• **Stated task**: Identify the lines that contain the word "自有品牌", then copy them.
-- Start of Task data --
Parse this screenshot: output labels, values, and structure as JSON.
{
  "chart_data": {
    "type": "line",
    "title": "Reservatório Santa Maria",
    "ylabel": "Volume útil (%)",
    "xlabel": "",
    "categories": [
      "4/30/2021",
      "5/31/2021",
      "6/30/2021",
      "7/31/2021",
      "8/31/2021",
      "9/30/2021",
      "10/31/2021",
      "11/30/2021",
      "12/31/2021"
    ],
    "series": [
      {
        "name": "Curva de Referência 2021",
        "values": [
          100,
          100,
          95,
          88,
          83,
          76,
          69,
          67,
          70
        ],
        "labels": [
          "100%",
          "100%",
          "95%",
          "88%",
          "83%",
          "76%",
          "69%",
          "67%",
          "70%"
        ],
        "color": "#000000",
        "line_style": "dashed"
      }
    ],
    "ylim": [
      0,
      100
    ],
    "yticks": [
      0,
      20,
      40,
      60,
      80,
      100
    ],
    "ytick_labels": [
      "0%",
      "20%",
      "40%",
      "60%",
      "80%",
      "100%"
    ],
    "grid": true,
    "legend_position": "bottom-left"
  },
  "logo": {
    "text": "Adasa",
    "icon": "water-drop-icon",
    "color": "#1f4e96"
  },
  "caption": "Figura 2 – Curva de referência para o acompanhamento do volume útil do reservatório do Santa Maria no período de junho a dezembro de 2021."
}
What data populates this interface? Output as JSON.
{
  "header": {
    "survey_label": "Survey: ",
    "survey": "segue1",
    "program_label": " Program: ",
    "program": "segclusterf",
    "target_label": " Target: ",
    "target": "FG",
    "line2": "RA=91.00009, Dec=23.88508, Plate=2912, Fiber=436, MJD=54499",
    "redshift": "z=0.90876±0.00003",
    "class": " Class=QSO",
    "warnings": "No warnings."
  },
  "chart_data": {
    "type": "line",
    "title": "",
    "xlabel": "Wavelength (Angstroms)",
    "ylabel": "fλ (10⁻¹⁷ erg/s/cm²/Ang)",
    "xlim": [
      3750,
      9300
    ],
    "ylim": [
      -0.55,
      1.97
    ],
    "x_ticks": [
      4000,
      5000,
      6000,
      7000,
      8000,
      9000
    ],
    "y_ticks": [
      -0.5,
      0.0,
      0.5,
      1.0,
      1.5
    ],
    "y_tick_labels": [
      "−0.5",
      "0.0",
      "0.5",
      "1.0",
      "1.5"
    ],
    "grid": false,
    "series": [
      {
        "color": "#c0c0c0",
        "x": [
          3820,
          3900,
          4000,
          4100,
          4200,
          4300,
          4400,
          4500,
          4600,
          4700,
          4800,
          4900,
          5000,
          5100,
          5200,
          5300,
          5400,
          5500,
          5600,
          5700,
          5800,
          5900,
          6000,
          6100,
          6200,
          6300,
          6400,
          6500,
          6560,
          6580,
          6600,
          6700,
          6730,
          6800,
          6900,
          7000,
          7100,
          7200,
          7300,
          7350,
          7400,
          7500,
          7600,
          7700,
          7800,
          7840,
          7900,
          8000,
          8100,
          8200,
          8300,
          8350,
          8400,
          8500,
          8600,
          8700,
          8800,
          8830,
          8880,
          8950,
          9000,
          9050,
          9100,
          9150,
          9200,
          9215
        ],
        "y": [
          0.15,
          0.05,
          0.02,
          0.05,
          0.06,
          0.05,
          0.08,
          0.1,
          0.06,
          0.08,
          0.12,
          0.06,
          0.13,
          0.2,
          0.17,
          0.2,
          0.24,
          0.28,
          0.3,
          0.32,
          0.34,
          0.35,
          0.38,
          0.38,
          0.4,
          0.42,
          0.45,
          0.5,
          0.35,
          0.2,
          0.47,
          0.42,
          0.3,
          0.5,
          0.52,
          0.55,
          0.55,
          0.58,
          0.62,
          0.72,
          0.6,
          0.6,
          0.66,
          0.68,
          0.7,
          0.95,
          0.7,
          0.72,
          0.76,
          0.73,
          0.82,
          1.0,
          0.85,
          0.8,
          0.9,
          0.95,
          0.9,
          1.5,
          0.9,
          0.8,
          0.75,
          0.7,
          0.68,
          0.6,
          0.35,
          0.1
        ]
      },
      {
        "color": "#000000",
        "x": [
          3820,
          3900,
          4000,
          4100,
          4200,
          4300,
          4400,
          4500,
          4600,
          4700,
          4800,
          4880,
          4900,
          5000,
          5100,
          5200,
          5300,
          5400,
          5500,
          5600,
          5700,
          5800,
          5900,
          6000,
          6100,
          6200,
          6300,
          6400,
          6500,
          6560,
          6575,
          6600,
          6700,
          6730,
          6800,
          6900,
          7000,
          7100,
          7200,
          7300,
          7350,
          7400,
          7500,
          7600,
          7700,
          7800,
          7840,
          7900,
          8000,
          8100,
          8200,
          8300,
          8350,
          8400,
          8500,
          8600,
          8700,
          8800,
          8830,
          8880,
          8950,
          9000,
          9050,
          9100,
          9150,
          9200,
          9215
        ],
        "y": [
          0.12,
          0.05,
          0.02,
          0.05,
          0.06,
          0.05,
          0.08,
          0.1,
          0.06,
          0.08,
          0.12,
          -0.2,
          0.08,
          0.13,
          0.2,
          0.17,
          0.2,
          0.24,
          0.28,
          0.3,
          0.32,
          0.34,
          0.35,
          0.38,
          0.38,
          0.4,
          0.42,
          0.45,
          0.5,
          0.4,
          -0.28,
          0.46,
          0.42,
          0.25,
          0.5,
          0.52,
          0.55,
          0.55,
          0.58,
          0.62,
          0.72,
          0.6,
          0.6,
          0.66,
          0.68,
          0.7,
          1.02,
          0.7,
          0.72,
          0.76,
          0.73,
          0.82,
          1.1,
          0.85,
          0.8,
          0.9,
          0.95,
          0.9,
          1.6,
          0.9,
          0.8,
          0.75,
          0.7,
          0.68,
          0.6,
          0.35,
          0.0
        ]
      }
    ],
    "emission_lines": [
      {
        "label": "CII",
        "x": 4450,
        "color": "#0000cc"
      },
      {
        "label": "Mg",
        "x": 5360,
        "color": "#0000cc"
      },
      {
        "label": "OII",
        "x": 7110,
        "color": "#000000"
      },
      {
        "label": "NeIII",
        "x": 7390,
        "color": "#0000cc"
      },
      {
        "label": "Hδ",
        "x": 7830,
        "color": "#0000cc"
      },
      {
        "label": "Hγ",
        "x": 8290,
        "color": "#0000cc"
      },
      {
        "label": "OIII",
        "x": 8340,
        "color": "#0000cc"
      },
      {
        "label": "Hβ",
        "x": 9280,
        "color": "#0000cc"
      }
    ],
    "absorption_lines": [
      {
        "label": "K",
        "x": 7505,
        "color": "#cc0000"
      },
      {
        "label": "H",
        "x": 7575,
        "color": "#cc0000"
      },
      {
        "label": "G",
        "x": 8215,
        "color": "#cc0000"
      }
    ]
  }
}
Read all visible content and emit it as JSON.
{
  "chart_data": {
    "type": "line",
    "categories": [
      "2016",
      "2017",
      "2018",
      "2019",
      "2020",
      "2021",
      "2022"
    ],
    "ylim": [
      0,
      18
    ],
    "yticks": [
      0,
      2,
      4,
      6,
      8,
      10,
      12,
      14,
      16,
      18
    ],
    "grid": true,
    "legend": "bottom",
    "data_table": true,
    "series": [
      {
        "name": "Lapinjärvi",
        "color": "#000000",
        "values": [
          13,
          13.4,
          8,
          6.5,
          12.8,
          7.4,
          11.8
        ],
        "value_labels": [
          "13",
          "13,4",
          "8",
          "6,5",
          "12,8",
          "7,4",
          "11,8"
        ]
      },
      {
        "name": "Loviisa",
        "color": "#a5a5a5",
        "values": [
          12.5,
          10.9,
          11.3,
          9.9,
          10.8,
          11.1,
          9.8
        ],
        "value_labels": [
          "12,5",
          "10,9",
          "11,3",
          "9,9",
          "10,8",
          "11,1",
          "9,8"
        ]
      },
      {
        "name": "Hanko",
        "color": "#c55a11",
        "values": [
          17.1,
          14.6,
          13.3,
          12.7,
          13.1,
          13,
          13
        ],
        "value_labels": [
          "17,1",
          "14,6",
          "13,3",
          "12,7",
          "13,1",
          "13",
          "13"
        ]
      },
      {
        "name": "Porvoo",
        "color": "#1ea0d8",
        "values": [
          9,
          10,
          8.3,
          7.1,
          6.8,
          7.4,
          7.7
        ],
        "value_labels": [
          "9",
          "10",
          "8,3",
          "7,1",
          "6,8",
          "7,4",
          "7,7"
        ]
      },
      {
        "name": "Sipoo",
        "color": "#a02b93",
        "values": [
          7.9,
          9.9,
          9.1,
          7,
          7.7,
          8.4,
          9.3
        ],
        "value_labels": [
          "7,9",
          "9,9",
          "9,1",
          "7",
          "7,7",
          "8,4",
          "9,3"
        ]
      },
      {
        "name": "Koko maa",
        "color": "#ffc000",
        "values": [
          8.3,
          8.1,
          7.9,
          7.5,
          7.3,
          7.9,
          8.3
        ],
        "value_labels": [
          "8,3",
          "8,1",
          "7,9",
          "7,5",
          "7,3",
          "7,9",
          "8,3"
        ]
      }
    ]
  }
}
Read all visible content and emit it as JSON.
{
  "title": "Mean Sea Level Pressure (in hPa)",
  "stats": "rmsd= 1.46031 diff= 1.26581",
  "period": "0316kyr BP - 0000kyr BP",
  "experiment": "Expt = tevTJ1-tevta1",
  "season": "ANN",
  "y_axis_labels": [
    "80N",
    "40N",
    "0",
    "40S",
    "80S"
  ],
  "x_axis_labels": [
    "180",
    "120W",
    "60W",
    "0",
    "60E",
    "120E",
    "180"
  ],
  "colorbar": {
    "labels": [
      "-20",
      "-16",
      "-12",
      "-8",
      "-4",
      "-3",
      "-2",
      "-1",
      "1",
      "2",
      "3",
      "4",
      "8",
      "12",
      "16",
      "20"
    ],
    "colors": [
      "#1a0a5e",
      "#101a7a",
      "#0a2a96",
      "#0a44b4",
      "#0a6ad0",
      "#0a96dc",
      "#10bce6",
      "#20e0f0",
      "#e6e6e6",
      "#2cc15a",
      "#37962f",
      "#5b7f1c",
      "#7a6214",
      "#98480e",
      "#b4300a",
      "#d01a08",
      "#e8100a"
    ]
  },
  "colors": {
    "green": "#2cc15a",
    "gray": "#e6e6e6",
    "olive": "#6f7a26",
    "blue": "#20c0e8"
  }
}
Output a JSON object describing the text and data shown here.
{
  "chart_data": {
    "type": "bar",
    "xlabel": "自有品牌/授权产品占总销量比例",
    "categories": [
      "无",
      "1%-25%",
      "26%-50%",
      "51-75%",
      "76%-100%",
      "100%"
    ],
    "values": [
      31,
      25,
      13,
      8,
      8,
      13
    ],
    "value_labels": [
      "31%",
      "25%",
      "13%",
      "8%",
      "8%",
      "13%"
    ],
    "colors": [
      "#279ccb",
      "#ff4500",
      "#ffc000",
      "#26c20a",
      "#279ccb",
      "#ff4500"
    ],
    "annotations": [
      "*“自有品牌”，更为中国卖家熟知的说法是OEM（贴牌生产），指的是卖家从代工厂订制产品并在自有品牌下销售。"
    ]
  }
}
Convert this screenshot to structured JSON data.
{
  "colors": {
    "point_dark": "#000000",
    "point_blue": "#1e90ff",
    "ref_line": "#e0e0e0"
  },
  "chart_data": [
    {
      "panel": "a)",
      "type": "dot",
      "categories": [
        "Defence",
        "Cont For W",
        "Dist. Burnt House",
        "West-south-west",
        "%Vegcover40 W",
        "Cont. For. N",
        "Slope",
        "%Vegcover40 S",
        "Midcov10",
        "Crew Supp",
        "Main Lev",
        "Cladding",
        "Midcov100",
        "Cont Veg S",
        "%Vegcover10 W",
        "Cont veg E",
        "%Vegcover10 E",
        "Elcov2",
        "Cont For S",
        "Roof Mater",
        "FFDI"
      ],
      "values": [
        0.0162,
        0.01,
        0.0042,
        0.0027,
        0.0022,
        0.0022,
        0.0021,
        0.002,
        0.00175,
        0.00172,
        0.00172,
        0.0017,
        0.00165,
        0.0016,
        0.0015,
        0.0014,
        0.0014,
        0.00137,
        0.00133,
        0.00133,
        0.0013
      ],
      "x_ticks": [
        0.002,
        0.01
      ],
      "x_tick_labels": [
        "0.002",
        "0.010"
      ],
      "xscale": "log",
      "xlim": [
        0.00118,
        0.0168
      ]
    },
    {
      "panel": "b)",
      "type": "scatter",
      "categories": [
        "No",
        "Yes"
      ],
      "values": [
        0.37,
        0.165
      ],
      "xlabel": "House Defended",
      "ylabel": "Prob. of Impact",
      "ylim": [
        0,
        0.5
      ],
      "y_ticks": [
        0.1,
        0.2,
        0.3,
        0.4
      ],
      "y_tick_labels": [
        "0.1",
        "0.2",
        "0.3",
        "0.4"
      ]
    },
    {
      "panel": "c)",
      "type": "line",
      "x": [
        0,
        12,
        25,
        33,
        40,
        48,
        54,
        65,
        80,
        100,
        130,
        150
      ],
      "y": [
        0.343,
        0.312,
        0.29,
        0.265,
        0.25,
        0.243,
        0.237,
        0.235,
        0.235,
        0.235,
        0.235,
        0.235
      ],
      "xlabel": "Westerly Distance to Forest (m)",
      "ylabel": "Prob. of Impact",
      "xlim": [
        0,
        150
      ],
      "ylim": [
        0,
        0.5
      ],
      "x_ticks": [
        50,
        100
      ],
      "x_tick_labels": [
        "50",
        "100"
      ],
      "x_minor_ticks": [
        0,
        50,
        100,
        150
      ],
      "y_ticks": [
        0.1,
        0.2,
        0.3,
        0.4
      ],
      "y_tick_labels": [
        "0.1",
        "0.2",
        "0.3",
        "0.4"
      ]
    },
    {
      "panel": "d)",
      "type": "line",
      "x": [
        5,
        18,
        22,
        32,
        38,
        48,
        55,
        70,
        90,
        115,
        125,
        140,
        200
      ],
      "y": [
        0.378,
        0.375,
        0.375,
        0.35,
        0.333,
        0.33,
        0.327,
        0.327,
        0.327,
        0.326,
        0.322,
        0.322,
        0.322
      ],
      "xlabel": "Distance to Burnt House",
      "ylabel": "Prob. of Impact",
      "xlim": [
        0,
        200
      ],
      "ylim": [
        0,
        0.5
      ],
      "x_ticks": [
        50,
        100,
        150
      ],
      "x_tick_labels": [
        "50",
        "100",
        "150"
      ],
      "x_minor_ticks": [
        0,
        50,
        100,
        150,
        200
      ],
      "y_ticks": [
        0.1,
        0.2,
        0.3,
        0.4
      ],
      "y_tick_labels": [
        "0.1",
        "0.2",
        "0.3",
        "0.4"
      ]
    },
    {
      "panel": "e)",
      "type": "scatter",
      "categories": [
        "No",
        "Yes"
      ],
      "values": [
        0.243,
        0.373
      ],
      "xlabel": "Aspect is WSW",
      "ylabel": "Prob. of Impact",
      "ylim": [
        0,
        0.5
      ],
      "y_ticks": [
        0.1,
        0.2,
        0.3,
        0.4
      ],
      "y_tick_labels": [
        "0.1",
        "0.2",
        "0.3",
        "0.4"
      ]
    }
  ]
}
-- End of Task data --
• **The solution**:
    "xlabel": "自有品牌/授权产品占总销量比例",
      "*“自有品牌”，更为中国卖家熟知的说法是OEM（贴牌生产），指的是卖家从代工厂订制产品并在自有品牌下销售。"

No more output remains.